**Request:**
Pull out every line with the word "Desktop" from the entries below.

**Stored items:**
━━━━━━━━

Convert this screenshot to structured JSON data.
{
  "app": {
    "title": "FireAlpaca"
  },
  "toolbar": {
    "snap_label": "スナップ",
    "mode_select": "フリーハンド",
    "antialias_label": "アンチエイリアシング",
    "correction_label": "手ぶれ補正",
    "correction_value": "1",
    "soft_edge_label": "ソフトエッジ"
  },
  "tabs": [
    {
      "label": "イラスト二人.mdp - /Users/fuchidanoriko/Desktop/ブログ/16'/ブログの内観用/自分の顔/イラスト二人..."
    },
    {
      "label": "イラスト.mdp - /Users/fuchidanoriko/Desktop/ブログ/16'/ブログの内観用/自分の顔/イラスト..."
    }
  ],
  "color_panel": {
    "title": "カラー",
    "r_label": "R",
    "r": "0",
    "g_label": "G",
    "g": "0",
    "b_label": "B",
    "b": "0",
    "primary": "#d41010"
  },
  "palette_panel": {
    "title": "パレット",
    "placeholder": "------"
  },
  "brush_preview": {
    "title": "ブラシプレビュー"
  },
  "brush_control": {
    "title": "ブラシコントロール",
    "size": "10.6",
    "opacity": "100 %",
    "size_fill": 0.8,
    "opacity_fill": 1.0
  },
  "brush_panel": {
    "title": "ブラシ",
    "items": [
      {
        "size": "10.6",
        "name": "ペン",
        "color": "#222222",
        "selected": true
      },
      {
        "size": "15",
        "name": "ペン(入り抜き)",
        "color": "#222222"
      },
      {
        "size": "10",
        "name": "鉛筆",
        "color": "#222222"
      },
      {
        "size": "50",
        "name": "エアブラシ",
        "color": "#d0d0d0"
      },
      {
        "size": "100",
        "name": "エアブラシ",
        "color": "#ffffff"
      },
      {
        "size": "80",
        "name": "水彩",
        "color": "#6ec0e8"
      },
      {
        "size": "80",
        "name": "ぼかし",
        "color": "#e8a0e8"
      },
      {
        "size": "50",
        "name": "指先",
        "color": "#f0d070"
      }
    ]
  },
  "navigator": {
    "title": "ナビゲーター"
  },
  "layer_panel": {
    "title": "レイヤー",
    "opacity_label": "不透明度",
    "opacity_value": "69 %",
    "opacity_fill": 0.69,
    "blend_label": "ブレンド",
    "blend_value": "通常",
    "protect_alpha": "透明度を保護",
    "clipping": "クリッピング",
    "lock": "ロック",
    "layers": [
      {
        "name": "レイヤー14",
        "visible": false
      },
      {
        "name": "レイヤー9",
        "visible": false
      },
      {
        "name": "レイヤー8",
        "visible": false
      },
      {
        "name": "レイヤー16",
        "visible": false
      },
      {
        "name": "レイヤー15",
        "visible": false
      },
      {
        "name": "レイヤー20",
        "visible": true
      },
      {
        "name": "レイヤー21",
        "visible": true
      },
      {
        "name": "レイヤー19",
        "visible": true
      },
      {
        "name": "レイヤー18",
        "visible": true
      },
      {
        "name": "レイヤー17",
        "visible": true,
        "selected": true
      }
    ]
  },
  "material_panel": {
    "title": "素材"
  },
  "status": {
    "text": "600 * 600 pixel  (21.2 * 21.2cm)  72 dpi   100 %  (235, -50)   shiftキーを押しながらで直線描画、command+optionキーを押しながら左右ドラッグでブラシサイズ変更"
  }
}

━━━━━━━━

**Problem solution:**
      "label": "イラスト二人.mdp - /Users/fuchidanoriko/Desktop/ブログ/16'/ブログの内観用/自分の顔/イラスト二人..."
      "label": "イラスト.mdp - /Users/fuchidanoriko/Desktop/ブログ/16'/ブログの内観用/自分の顔/イラスト..."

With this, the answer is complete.